(Chart and figure data)

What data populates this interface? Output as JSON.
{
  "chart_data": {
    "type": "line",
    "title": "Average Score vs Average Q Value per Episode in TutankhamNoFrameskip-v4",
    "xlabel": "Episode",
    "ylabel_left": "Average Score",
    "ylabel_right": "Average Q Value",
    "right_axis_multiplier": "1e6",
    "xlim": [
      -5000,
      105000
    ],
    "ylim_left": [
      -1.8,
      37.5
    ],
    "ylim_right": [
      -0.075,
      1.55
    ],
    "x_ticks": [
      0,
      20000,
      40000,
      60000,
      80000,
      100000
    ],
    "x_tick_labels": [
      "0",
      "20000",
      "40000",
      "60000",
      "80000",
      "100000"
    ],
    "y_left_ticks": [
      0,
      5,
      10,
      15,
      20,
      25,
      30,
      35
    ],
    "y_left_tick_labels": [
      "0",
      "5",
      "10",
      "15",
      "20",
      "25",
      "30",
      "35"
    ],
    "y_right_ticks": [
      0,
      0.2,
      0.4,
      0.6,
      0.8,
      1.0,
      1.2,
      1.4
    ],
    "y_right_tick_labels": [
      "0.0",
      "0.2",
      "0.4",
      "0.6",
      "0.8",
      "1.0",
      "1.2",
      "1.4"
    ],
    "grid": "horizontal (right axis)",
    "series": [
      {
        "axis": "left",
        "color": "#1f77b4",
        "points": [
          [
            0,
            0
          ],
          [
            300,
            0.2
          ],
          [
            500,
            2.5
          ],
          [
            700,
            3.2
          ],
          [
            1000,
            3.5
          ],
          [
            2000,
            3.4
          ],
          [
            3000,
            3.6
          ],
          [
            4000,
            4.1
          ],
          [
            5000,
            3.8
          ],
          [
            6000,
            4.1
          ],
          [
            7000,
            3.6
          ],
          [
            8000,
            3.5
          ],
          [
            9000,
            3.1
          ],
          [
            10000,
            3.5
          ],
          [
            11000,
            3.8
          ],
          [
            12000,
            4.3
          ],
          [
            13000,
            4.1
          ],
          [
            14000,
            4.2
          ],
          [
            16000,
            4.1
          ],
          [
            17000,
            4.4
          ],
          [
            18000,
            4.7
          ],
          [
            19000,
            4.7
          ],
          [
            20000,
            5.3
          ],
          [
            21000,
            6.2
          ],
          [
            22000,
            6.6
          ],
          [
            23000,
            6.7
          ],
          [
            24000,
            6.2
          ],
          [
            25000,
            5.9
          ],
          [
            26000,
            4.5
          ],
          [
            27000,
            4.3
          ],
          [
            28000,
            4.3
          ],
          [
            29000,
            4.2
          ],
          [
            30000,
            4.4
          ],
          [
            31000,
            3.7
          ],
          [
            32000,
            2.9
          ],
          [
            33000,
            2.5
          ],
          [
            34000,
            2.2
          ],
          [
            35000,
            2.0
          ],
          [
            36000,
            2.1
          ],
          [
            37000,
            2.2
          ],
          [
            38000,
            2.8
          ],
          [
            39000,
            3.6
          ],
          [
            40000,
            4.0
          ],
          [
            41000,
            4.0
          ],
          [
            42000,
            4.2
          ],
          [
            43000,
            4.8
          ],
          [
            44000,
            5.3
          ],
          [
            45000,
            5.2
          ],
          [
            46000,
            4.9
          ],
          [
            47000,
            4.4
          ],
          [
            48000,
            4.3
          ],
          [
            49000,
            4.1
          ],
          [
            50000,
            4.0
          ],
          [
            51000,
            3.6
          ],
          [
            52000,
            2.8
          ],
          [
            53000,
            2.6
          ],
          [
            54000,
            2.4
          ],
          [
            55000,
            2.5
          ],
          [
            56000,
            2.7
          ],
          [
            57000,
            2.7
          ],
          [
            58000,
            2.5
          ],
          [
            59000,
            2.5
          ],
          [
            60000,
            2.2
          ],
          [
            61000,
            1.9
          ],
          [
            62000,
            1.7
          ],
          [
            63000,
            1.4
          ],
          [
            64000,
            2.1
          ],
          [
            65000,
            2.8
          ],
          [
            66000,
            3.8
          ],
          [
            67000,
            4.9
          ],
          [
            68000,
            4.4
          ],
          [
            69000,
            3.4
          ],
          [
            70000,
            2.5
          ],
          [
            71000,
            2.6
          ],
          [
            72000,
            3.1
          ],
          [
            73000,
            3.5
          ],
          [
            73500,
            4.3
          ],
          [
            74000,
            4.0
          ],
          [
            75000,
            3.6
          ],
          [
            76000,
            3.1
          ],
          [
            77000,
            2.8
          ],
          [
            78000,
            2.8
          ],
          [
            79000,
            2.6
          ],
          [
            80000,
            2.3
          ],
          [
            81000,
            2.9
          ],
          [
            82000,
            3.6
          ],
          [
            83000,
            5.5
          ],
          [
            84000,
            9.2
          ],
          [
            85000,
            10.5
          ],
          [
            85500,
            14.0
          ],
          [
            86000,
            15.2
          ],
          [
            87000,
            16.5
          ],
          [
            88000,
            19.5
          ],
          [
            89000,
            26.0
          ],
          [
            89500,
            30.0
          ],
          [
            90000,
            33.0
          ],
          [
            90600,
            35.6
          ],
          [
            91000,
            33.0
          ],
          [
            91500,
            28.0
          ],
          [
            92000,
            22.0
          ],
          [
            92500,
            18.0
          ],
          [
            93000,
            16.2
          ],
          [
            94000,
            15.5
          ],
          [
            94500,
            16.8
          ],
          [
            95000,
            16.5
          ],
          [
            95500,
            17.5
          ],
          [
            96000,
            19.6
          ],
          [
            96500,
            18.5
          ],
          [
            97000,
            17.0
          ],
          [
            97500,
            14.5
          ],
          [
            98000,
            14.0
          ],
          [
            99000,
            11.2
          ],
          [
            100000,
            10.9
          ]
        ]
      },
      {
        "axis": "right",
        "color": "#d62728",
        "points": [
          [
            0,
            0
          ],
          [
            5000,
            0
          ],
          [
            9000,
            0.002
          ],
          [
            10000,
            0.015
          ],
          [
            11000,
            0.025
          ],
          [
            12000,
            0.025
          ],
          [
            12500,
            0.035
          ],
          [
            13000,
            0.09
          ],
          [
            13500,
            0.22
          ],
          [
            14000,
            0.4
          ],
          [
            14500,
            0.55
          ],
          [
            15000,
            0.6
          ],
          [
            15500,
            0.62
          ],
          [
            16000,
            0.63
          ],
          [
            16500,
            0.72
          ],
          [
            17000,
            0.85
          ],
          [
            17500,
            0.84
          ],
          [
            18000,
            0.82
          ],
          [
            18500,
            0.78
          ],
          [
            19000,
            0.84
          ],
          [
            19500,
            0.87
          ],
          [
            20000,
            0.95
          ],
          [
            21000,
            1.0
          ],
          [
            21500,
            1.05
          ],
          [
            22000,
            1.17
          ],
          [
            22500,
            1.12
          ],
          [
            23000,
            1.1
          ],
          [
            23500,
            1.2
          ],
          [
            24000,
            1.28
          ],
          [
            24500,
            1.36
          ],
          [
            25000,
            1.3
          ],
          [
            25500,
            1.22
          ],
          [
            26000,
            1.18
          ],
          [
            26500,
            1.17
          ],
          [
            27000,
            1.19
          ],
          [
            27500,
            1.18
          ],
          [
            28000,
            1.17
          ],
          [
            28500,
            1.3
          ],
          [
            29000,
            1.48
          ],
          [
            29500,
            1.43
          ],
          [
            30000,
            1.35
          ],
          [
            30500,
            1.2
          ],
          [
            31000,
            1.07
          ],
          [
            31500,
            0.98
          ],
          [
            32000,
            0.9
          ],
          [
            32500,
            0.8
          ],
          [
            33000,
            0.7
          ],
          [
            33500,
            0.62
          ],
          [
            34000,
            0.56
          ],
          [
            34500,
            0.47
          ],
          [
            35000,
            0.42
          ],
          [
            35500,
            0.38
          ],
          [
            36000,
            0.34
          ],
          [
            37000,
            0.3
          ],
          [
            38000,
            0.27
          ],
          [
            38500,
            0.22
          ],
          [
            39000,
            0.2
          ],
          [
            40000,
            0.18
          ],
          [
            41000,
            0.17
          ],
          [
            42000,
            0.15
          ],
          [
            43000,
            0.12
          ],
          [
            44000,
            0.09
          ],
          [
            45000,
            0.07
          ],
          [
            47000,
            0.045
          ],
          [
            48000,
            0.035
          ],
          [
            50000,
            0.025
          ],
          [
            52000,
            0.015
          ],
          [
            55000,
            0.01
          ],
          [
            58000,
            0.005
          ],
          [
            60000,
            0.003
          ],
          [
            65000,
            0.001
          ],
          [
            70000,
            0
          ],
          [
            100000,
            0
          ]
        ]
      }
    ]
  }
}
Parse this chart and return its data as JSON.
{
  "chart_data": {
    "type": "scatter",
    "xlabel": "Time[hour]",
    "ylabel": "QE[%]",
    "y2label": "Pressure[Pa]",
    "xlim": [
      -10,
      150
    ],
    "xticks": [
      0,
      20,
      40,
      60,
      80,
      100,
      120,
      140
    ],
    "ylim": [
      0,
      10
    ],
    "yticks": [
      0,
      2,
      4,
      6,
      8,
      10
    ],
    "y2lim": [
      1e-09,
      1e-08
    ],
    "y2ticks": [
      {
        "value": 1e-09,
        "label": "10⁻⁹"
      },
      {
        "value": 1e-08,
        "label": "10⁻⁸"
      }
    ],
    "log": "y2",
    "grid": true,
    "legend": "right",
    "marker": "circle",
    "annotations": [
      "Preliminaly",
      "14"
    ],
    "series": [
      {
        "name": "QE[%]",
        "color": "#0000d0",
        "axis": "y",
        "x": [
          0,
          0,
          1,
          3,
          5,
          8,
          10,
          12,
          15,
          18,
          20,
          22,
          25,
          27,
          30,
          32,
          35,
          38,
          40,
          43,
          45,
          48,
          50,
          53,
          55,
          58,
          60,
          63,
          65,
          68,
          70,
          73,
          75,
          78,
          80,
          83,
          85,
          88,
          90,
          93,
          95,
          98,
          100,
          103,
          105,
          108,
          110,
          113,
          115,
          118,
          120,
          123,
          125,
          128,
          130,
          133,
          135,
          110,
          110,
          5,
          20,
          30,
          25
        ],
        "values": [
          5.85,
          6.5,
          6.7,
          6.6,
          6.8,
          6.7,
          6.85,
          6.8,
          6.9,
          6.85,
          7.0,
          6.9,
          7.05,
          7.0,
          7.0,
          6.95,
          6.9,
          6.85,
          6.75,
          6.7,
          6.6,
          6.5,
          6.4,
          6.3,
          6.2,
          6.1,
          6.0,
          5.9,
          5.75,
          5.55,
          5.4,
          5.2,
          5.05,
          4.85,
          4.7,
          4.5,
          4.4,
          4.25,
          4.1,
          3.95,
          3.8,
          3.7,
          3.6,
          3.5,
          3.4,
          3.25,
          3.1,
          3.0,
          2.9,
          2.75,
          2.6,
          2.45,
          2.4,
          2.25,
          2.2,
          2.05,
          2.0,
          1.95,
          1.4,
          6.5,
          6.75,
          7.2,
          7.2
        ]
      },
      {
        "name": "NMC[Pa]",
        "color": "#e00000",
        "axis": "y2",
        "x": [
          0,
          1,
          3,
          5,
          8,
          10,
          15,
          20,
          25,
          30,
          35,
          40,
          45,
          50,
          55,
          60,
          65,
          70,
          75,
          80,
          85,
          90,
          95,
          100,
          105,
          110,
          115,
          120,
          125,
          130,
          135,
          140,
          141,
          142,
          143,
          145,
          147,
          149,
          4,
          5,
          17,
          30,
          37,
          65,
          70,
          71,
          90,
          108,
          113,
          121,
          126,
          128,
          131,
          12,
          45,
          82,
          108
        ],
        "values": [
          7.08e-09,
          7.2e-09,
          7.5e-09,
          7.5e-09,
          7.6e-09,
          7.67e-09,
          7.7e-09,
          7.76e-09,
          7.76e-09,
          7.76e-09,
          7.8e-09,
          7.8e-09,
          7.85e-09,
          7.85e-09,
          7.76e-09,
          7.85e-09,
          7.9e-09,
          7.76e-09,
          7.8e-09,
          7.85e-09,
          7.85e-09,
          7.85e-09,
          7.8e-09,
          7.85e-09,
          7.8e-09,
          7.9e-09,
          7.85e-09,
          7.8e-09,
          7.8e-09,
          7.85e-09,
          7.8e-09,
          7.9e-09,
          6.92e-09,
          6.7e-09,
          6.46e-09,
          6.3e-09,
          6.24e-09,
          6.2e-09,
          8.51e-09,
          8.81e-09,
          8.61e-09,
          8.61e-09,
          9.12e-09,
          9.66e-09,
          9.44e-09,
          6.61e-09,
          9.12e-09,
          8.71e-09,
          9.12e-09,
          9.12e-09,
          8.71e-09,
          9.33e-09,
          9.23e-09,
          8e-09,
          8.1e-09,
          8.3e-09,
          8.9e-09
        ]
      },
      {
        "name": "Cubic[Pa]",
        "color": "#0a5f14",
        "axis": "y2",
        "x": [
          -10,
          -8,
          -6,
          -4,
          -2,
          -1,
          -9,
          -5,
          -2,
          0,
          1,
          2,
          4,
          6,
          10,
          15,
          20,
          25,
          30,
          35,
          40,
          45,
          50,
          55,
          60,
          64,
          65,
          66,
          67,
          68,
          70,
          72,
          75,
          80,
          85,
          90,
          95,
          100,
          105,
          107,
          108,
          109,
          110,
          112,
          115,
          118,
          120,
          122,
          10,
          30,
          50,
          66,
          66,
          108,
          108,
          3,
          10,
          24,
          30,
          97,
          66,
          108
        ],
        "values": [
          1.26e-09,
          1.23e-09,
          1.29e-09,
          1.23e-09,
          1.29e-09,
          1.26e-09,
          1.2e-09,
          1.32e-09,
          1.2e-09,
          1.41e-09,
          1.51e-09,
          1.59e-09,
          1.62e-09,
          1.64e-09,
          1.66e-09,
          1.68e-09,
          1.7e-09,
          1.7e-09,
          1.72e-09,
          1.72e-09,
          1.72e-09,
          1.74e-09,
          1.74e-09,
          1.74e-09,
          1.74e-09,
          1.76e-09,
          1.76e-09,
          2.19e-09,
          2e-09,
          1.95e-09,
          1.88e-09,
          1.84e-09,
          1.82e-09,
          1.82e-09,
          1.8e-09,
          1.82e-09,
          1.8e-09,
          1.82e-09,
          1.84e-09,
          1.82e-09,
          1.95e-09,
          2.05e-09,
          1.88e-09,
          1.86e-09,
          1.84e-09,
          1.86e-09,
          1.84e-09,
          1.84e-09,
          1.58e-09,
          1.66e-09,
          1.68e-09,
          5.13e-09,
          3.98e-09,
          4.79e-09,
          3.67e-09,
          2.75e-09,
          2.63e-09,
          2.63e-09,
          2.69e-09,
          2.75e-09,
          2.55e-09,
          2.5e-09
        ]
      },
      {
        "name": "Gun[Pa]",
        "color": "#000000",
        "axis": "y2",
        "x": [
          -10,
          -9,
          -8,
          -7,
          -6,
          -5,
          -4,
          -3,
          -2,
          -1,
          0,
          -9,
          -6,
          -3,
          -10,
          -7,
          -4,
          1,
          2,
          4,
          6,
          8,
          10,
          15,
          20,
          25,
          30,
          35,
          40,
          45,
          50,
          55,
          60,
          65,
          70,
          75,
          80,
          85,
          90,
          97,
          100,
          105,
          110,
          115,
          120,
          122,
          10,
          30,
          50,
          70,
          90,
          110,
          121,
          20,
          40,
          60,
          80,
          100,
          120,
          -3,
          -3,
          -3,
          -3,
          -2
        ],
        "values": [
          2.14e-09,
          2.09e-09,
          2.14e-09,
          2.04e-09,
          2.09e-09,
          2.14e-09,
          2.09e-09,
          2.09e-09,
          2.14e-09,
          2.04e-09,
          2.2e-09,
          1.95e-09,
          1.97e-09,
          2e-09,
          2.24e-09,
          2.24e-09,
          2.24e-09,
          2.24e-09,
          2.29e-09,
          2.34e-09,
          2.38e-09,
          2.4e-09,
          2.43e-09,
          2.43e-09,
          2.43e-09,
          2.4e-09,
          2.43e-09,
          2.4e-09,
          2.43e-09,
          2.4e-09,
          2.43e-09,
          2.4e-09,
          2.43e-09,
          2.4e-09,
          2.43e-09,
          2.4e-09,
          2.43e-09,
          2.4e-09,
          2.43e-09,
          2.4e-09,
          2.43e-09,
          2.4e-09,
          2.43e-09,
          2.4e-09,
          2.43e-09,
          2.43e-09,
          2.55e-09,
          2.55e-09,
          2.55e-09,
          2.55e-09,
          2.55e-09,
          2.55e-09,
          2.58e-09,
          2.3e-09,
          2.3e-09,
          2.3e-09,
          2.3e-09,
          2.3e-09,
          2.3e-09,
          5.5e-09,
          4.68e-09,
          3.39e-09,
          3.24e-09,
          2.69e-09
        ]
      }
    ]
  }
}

Goal
Wherever the string "Average" appears in the entries above, list that line.

Exercise answer
    "title": "Average Score vs Average Q Value per Episode in TutankhamNoFrameskip-v4",
    "ylabel_left": "Average Score",
    "ylabel_right": "Average Q Value",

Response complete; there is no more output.